> [EXERCISE BRIEF] Turn every line of the items below into a JSON list of strings, one string per line, skipping blank lines. Leave the pictures out of your answer.

[Records in a dataset]
____

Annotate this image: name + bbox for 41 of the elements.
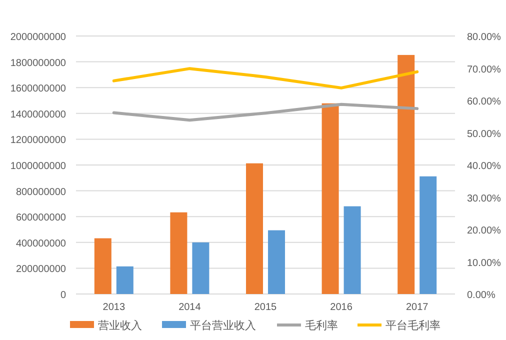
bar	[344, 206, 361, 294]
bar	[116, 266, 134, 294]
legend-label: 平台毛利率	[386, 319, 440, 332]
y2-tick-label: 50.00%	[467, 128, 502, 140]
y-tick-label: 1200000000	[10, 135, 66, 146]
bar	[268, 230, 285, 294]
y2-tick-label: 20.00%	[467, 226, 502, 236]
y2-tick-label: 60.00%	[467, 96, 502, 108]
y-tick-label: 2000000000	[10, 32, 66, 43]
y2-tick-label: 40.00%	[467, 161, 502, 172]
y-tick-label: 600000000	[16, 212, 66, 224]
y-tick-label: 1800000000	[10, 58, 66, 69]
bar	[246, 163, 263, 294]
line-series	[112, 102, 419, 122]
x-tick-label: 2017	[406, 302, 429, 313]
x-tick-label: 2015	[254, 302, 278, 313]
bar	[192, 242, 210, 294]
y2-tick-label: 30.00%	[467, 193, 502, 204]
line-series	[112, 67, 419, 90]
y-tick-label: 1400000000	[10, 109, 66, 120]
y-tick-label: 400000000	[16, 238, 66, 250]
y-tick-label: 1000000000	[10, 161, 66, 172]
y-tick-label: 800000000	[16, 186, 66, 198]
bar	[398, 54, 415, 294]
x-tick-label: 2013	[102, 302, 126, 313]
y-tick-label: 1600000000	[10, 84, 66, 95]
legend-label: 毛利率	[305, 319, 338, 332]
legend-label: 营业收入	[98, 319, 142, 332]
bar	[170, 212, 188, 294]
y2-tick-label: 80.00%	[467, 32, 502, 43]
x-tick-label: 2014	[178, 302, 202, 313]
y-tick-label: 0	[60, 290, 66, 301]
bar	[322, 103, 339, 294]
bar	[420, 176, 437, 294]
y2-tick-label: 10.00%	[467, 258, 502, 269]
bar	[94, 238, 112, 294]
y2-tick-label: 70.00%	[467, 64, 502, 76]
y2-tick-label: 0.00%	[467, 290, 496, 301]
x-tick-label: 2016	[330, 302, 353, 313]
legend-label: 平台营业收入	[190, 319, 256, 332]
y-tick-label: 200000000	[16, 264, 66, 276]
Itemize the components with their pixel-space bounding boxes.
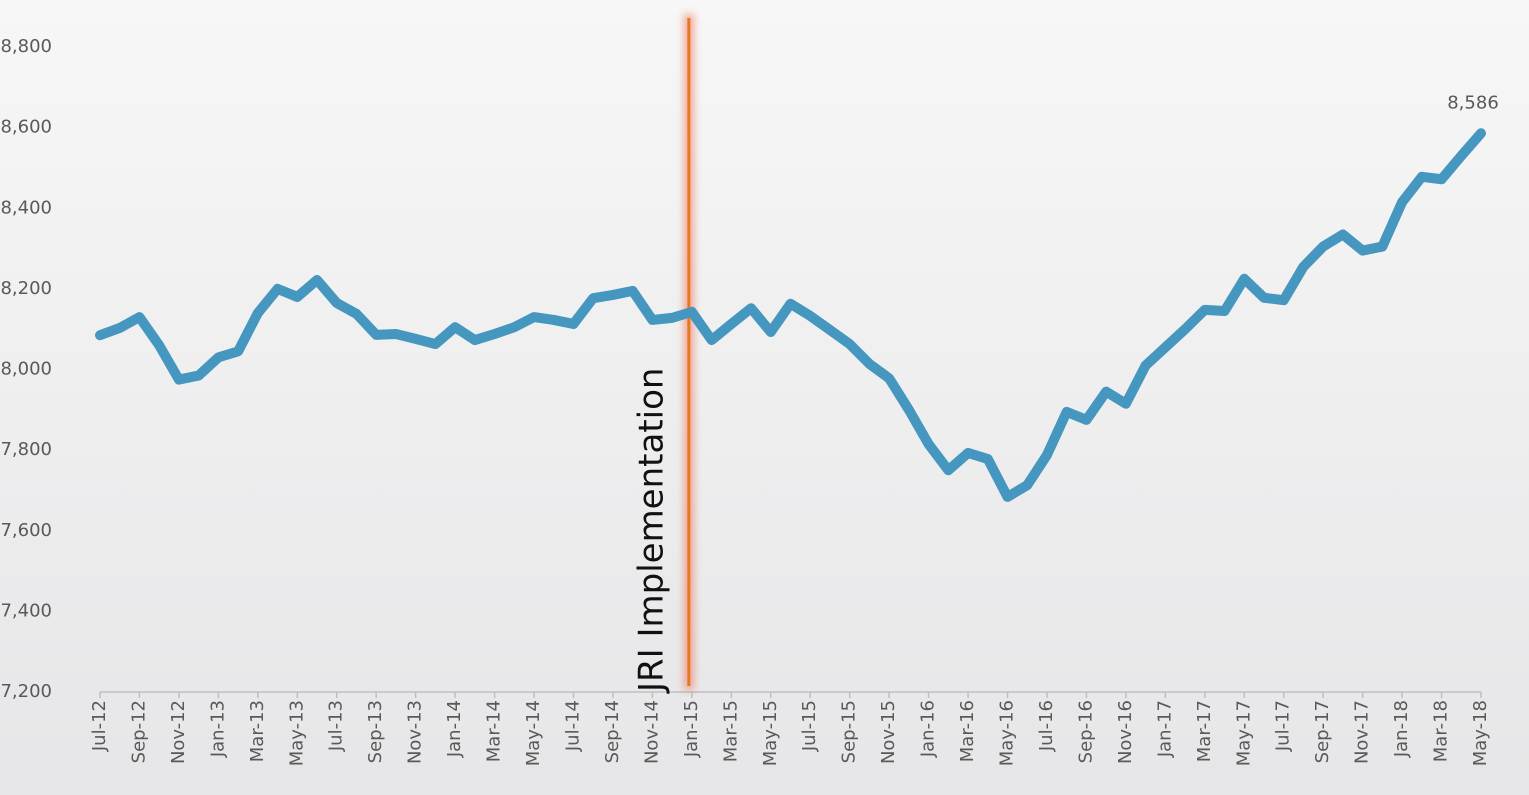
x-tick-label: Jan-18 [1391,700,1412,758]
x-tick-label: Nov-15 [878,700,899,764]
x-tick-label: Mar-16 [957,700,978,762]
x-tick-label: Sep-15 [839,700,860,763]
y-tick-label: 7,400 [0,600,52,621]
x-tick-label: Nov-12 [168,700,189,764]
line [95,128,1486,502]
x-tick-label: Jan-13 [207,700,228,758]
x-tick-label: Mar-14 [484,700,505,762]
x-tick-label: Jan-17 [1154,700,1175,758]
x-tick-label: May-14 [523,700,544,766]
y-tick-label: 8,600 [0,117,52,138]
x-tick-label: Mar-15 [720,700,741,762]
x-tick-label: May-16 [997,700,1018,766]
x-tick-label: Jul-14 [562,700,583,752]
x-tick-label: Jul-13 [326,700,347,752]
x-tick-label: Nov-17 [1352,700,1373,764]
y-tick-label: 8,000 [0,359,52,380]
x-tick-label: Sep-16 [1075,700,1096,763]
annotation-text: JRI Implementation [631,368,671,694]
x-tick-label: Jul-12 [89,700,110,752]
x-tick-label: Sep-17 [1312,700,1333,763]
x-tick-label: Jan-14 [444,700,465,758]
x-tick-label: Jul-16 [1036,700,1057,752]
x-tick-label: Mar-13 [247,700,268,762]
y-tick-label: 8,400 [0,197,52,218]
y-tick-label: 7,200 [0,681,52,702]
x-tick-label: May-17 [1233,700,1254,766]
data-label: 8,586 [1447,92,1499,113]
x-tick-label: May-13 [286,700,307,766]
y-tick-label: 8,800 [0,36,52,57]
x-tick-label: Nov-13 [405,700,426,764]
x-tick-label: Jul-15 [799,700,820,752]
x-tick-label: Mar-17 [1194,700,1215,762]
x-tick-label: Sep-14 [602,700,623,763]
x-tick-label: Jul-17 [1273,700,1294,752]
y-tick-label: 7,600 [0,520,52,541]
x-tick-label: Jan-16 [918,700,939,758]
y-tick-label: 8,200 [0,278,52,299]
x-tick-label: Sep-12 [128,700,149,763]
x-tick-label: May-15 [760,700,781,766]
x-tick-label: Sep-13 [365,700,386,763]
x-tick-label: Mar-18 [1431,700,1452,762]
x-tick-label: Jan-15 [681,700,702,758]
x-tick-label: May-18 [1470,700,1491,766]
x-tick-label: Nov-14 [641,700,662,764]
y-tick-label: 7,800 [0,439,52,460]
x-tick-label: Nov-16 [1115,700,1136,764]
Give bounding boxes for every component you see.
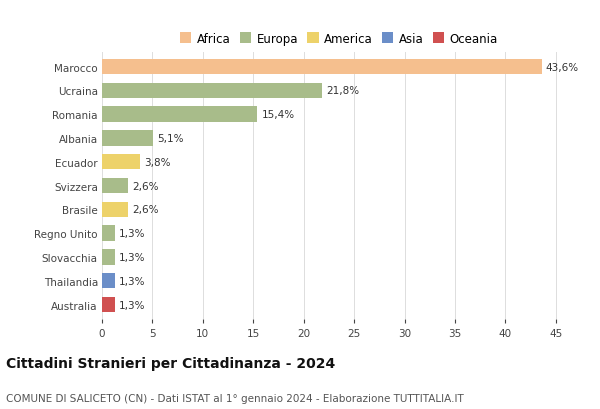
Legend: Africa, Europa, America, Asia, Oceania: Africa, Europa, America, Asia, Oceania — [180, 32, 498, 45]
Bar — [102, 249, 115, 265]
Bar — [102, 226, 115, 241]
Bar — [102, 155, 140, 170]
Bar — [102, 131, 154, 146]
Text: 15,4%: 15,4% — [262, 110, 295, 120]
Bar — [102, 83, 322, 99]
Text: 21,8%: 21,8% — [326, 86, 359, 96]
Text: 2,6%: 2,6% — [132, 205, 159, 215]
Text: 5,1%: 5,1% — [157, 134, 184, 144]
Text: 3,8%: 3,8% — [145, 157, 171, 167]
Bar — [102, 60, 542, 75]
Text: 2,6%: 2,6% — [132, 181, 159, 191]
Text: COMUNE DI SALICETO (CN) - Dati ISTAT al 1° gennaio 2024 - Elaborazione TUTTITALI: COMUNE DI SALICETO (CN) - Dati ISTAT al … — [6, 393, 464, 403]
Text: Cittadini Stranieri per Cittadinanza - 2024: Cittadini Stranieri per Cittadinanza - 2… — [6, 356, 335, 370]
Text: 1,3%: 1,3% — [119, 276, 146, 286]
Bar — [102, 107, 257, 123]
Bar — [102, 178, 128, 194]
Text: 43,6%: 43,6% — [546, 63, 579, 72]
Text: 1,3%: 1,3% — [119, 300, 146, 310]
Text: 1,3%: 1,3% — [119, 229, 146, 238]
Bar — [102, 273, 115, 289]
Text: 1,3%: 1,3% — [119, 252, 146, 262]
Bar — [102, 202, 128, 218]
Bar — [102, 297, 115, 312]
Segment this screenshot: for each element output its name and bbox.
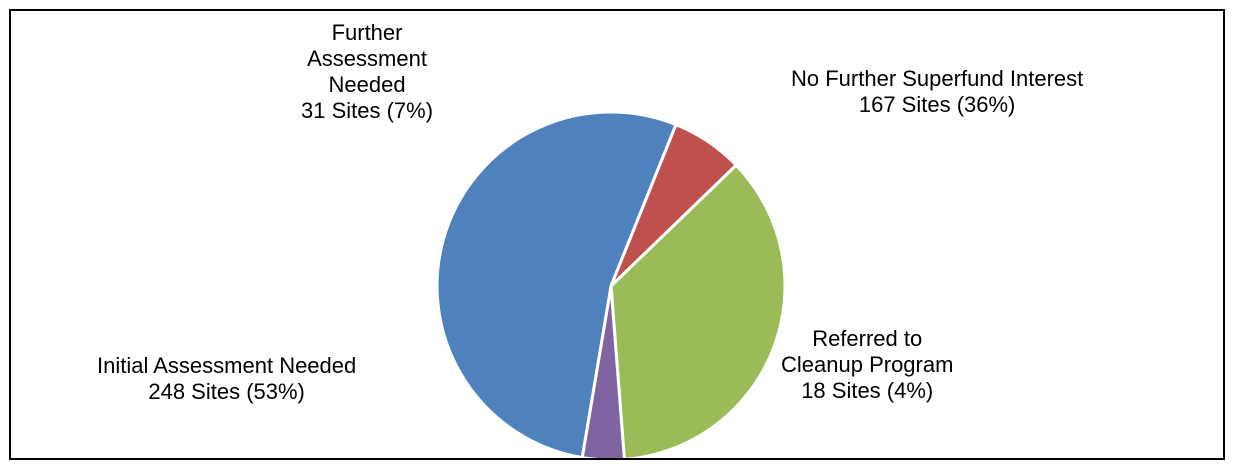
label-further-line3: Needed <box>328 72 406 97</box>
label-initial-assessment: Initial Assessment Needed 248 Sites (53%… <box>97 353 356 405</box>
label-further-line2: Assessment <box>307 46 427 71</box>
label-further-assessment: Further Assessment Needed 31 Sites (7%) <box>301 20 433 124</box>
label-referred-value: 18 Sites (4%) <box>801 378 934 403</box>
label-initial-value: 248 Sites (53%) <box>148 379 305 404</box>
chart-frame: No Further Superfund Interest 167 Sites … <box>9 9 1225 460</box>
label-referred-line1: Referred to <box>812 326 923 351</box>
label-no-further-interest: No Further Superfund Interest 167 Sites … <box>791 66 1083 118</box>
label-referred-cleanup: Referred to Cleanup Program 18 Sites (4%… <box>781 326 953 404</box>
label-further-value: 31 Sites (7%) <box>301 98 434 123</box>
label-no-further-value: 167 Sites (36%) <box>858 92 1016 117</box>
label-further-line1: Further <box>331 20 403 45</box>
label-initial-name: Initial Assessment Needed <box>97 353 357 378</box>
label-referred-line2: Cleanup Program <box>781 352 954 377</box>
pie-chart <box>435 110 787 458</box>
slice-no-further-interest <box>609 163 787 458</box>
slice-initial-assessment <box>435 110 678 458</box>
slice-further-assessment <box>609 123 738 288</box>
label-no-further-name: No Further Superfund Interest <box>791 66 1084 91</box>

____

> [RESPONSE TO THE EXERCISE]
[
  "Annotate this image: name + bbox for 41 of the elements.",
  "bar\t[344, 206, 361, 294]",
  "bar\t[116, 266, 134, 294]",
  "legend-label: 平台毛利率\t[386, 319, 440, 332]",
  "y2-tick-label: 50.00%\t[467, 128, 502, 140]",
  "y-tick-label: 1200000000\t[10, 135, 66, 146]",
  "bar\t[268, 230, 285, 294]",
  "y2-tick-label: 20.00%\t[467, 226, 502, 236]",
  "y2-tick-label: 60.00%\t[467, 96, 502, 108]",
  "y-tick-label: 2000000000\t[10, 32, 66, 43]",
  "y2-tick-label: 40.00%\t[467, 161, 502, 172]",
  "y-tick-label: 600000000\t[16, 212, 66, 224]",
  "y-tick-label: 1800000000\t[10, 58, 66, 69]",
  "bar\t[246, 163, 263, 294]",
  "line-series\t[112, 102, 419, 122]",
  "x-tick-label: 2017\t[406, 302, 429, 313]",
  "x-tick-label: 2015\t[254, 302, 278, 313]",
  "bar\t[192, 242, 210, 294]",
  "y2-tick-label: 30.00%\t[467, 193, 502, 204]",
  "line-series\t[112, 67, 419, 90]",
  "y-tick-label: 1400000000\t[10, 109, 66, 120]",
  "y-tick-label: 400000000\t[16, 238, 66, 250]",
  "y-tick-label: 1000000000\t[10, 161, 66, 172]",
  "y-tick-label: 800000000\t[16, 186, 66, 198]",
  "bar\t[398, 54, 415, 294]",
  "x-tick-label: 2013\t[102, 302, 126, 313]",
  "y-tick-label: 1600000000\t[10, 84, 66, 95]",
  "legend-label: 毛利率\t[305, 319, 338, 332]",
  "legend-label: 营业收入\t[98, 319, 142, 332]",
  "bar\t[170, 212, 188, 294]",
  "y2-tick-label: 80.00%\t[467, 32, 502, 43]",
  "x-tick-label: 2014\t[178, 302, 202, 313]",
  "y-tick-label: 0\t[60, 290, 66, 301]",
  "bar\t[322, 103, 339, 294]",
  "bar\t[420, 176, 437, 294]",
  "y2-tick-label: 10.00%\t[467, 258, 502, 269]",
  "bar\t[94, 238, 112, 294]",
  "y2-tick-label: 70.00%\t[467, 64, 502, 76]",
  "y2-tick-label: 0.00%\t[467, 290, 496, 301]",
  "x-tick-label: 2016\t[330, 302, 353, 313]",
  "legend-label: 平台营业收入\t[190, 319, 256, 332]",
  "y-tick-label: 200000000\t[16, 264, 66, 276]",
  "Itemize the components with their pixel-space bounding boxes.",
  "x-tick-label: Jan-18 [1391,700,1412,758]",
  "x-tick-label: Nov-15 [878,700,899,764]",
  "x-tick-label: Mar-16 [957,700,978,762]",
  "x-tick-label: Sep-15 [839,700,860,763]",
  "y-tick-label: 7,400 [0,600,52,621]",
  "x-tick-label: Nov-12 [168,700,189,764]",
  "line [95,128,1486,502]",
  "x-tick-label: Jan-13 [207,700,228,758]",
  "x-tick-label: Mar-14 [484,700,505,762]",
  "x-tick-label: Jan-17 [1154,700,1175,758]",
  "x-tick-label: May-14 [523,700,544,766]",
  "y-tick-label: 8,600 [0,117,52,138]",
  "x-tick-label: Mar-15 [720,700,741,762]",
  "x-tick-label: May-16 [997,700,1018,766]",
  "x-tick-label: Jul-14 [562,700,583,752]",
  "x-tick-label: Jul-13 [326,700,347,752]",
  "x-tick-label: Nov-17 [1352,700,1373,764]",
  "y-tick-label: 8,000 [0,359,52,380]",
  "x-tick-label: Sep-16 [1075,700,1096,763]",
  "annotation-text: JRI Implementation [631,368,671,694]",
  "x-tick-label: Jul-12 [89,700,110,752]",
  "x-tick-label: Sep-17 [1312,700,1333,763]",
  "x-tick-label: Jan-14 [444,700,465,758]",
  "x-tick-label: Jul-16 [1036,700,1057,752]",
  "x-tick-label: Mar-13 [247,700,268,762]",
  "y-tick-label: 8,400 [0,197,52,218]",
  "y-tick-label: 7,200 [0,681,52,702]",
  "x-tick-label: May-17 [1233,700,1254,766]",
  "data-label: 8,586 [1447,92,1499,113]",
  "x-tick-label: May-13 [286,700,307,766]",
  "y-tick-label: 8,800 [0,36,52,57]",
  "x-tick-label: Nov-13 [405,700,426,764]",
  "x-tick-label: Jul-15 [799,700,820,752]",
  "x-tick-label: Mar-17 [1194,700,1215,762]",
  "x-tick-label: Sep-14 [602,700,623,763]",
  "x-tick-label: Jul-17 [1273,700,1294,752]",
  "y-tick-label: 7,600 [0,520,52,541]",
  "x-tick-label: Jan-16 [918,700,939,758]",
  "y-tick-label: 8,200 [0,278,52,299]",
  "x-tick-label: Sep-12 [128,700,149,763]",
  "x-tick-label: May-15 [760,700,781,766]",
  "x-tick-label: Sep-13 [365,700,386,763]",
  "x-tick-label: Mar-18 [1431,700,1452,762]",
  "x-tick-label: Jan-15 [681,700,702,758]",
  "x-tick-label: May-18 [1470,700,1491,766]",
  "x-tick-label: Nov-14 [641,700,662,764]",
  "y-tick-label: 7,800 [0,439,52,460]",
  "x-tick-label: Nov-16 [1115,700,1136,764]",
  "Give bounding boxes for every component you see.",
  "Legend: Africa, Europa, America, Asia, Oceania: Africa, Europa, America, Asia, Oceania — [180, 32, 498, 45]",
  "Bar — [102, 249, 115, 265]",
  "Bar — [102, 226, 115, 241]",
  "Bar — [102, 155, 140, 170]",
  "Bar — [102, 131, 154, 146]",
  "Text: 15,4%: 15,4% — [262, 110, 295, 120]",
  "Bar — [102, 83, 322, 99]",
  "Text: 21,8%: 21,8% — [326, 86, 359, 96]",
  "Text: 2,6%: 2,6% — [132, 205, 159, 215]",
  "Text: 5,1%: 5,1% — [157, 134, 184, 144]",
  "Text: 3,8%: 3,8% — [145, 157, 171, 167]",
  "Bar — [102, 60, 542, 75]",
  "Text: 2,6%: 2,6% — [132, 181, 159, 191]",
  "Text: COMUNE DI SALICETO (CN) - Dati ISTAT al 1° gennaio 2024 - Elaborazione TUTTITALI: COMUNE DI SALICETO (CN) - Dati ISTAT al … — [6, 393, 464, 403]",
  "Text: Cittadini Stranieri per Cittadinanza - 2024: Cittadini Stranieri per Cittadinanza - 2… — [6, 356, 335, 370]",
  "Text: 1,3%: 1,3% — [119, 276, 146, 286]",
  "Bar — [102, 107, 257, 123]",
  "Bar — [102, 178, 128, 194]",
  "Text: 43,6%: 43,6% — [546, 63, 579, 72]",
  "Text: 1,3%: 1,3% — [119, 300, 146, 310]",
  "Text: 1,3%: 1,3% — [119, 229, 146, 238]",
  "Bar — [102, 273, 115, 289]",
  "Text: 1,3%: 1,3% — [119, 252, 146, 262]",
  "Bar — [102, 202, 128, 218]",
  "Bar — [102, 297, 115, 312]",
  "Segment this screenshot: for each element output its name and bbox.",
  "label-further-line3: Needed <box>328 72 406 97</box>",
  "label-initial-assessment: Initial Assessment Needed 248 Sites (53%… <box>97 353 356 405</box>",
  "label-further-line2: Assessment <box>307 46 427 71</box>",
  "label-further-assessment: Further Assessment Needed 31 Sites (7%) <box>301 20 433 124</box>",
  "label-referred-value: 18 Sites (4%) <box>801 378 934 403</box>",
  "label-initial-value: 248 Sites (53%) <box>148 379 305 404</box>",
  "chart-frame: No Further Superfund Interest 167 Sites … <box>9 9 1225 460</box>",
  "label-referred-line1: Referred to <box>812 326 923 351</box>",
  "label-no-further-interest: No Further Superfund Interest 167 Sites … <box>791 66 1083 118</box>",
  "label-referred-cleanup: Referred to Cleanup Program 18 Sites (4%… <box>781 326 953 404</box>",
  "label-further-value: 31 Sites (7%) <box>301 98 434 123</box>",
  "label-no-further-value: 167 Sites (36%) <box>858 92 1016 117</box>",
  "label-further-line1: Further <box>331 20 403 45</box>",
  "label-initial-name: Initial Assessment Needed <box>97 353 357 378</box>",
  "label-referred-line2: Cleanup Program <box>781 352 954 377</box>",
  "pie-chart <box>435 110 787 458</box>",
  "slice-no-further-interest <box>609 163 787 458</box>",
  "slice-initial-assessment <box>435 110 678 458</box>",
  "slice-further-assessment <box>609 123 738 288</box>",
  "label-no-further-name: No Further Superfund Interest <box>791 66 1084 91</box>"
]